GOALS:
[1] Answer these questions from the passage about Mr Darling's eldership:
(a) In what year was Mr Darling chosen to the office of the eldership, and in which congregation?
(b) What did he have "a most wholesome horror" of?
(c) Which of the people were always on his heart?
[2] Carry on the account of Mr Darling's eldership from its last sentence.

EXTRACT PROVIDED:
# # # # #
In 1885 Mr Darling was chosen to the office of the eldership in Broughton Place Congregation, of which, from the time of his coming to Edinburgh, he had been a member. He was cordially welcomed into the ranks of the Session by his brother elders, and more than realised all the favourable anticipations which they had formed regarding him, as one who would keep before his mind the solemn thought that he had been called to "watch for souls as those who must give an account." Combining in his character a sound judgment with a large-hearted charity, he could work pleasantly with others, and believe in their conscientiousness, and love them not the less, when he sometimes differed from them in his practical judgments. He had a most wholesome horror of fads and crotchets. In his district as elsewhere, he was self-forgetting in seeking the good of others to an extent reached by few. And he was a man of prayer, and an earnest lover of peace. During the few years in which he lived to discharge the duties of the eldership, which to him was no sinecure, or downy pillow on which to fall asleep, every member in the district which was specially committed to his oversight had come to regard him as a personal friend. The poor among the people were always on his heart. He was quite the kind of elder to whom a perplexed member would go for advice, or a sorrowful spirit for consolation.
# # # # #
Spatial annotation entries
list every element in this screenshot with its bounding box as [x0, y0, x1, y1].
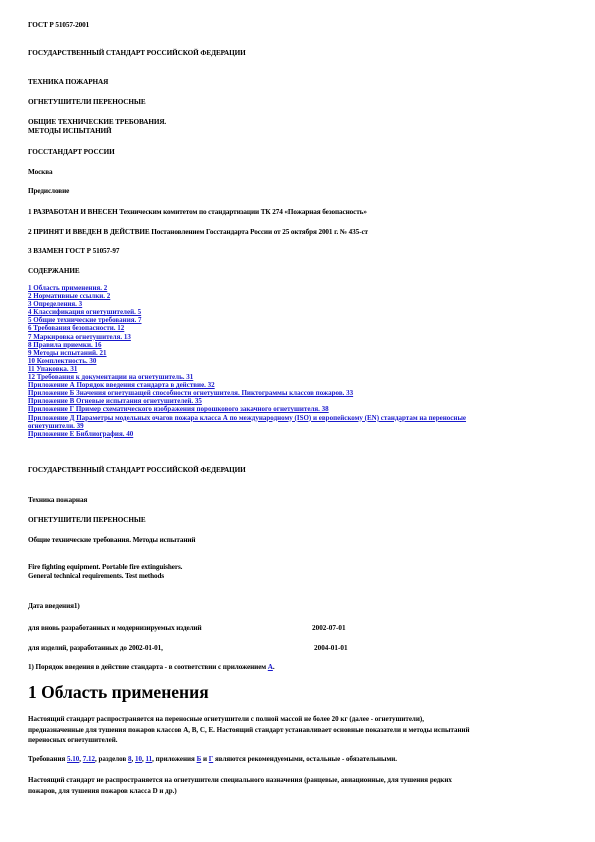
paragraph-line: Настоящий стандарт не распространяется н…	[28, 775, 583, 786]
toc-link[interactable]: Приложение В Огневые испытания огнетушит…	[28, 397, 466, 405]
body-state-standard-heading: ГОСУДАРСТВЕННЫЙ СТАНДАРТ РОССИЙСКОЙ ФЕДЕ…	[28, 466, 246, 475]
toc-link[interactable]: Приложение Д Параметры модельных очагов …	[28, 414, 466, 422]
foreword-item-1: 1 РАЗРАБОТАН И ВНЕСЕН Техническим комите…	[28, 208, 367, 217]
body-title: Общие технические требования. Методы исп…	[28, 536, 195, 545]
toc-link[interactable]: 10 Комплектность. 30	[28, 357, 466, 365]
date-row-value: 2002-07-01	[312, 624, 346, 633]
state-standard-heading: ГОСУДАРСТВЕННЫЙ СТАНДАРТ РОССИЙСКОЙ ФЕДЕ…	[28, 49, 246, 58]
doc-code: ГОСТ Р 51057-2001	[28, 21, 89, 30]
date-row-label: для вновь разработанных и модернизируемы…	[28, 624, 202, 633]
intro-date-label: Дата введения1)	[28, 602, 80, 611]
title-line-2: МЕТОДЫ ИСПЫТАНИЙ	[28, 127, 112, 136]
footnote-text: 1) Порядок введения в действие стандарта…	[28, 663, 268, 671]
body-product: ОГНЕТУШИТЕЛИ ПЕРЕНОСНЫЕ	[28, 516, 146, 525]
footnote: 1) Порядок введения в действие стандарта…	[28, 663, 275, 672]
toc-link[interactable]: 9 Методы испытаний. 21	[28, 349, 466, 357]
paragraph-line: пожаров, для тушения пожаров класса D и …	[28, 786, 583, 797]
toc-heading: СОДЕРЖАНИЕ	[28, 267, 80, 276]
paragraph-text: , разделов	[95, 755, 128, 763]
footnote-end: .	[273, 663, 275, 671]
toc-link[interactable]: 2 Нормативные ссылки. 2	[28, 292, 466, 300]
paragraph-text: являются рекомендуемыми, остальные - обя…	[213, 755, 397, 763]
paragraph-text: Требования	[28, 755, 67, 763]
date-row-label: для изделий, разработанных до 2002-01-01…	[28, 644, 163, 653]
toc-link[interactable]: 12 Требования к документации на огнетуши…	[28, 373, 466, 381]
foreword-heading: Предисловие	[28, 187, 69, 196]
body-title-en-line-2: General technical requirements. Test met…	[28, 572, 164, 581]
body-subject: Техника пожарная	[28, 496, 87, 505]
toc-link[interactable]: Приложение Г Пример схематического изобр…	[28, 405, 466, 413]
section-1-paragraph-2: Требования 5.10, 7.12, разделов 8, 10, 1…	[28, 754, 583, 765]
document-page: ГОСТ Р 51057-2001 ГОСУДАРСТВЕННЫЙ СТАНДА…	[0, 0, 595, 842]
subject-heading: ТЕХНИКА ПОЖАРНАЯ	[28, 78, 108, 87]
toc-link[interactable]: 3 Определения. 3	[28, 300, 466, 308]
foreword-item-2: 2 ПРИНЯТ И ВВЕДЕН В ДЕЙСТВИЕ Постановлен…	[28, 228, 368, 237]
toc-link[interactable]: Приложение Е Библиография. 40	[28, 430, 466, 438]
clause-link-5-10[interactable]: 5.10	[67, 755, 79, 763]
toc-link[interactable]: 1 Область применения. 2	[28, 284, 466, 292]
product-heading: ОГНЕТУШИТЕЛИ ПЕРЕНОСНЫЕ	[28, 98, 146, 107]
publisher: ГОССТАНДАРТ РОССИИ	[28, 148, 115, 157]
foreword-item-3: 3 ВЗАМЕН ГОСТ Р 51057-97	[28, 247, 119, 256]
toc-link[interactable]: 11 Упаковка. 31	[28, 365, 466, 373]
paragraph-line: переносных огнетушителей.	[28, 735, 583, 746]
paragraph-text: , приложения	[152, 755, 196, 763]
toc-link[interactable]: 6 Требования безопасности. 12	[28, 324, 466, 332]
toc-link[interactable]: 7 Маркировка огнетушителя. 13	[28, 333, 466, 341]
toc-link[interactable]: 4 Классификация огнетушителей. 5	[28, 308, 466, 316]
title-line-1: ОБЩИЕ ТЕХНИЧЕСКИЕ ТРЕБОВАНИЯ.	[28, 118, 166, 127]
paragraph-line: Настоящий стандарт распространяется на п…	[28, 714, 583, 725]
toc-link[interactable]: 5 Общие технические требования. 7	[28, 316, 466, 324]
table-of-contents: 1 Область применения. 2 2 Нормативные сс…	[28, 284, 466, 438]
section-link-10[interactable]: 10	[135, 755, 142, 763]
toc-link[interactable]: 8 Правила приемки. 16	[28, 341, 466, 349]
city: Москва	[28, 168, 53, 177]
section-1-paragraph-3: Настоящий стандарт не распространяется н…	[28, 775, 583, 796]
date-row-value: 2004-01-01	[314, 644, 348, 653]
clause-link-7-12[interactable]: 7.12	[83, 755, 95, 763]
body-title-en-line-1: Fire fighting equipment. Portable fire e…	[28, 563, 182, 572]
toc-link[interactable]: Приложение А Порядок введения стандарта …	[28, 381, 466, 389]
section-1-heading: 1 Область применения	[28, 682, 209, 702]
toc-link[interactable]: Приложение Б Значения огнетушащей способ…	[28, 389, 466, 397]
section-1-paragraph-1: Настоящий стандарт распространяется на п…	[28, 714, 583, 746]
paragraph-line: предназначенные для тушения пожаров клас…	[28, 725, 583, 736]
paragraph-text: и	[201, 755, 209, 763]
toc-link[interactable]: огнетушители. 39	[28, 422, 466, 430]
# # # # #
RESPONSES FOR EACH TASK:
[1]
(a) 1885, in Broughton Place Congregation.
(b) Fads and crotchets.
(c) The poor.

[2]
One member in his district, an earnest Christian worker like himself, sends us this grateful testimony to the benefit she derived from his visits. "His visits were a great pleasure to me, and, however busy I might be, I always felt myself quite willing to leave the most pressing work and have a little talk with him. He was so full of love to Jesus, and to souls. After his visits, I always felt myself stirred up to new effort in rescuing the perishing and doing all that I could to win back souls to Christ. Mr Darling had ever some new case in hand, and he would tell out all that was being done by himself and others to lift up some one who had sunk far down through drink, or some other indulged sin.

"Although he was greatly interested in cases that came more directly under his own notice yet he was a most willing listener to all that others had to tell of their work for Jesus. Often have I seen the tear come to his eyes as he listened to the story of some weary wanderer returning to the bosom of his Lord. It was this deep interest and sympathy, shown in all departments of the Lord's vineyard, that made his visits so helpful to me as a Christian worker; and one felt that he was most suited for an elder, not only because he was a great worker himself, but because he encouraged others to go and do likewise."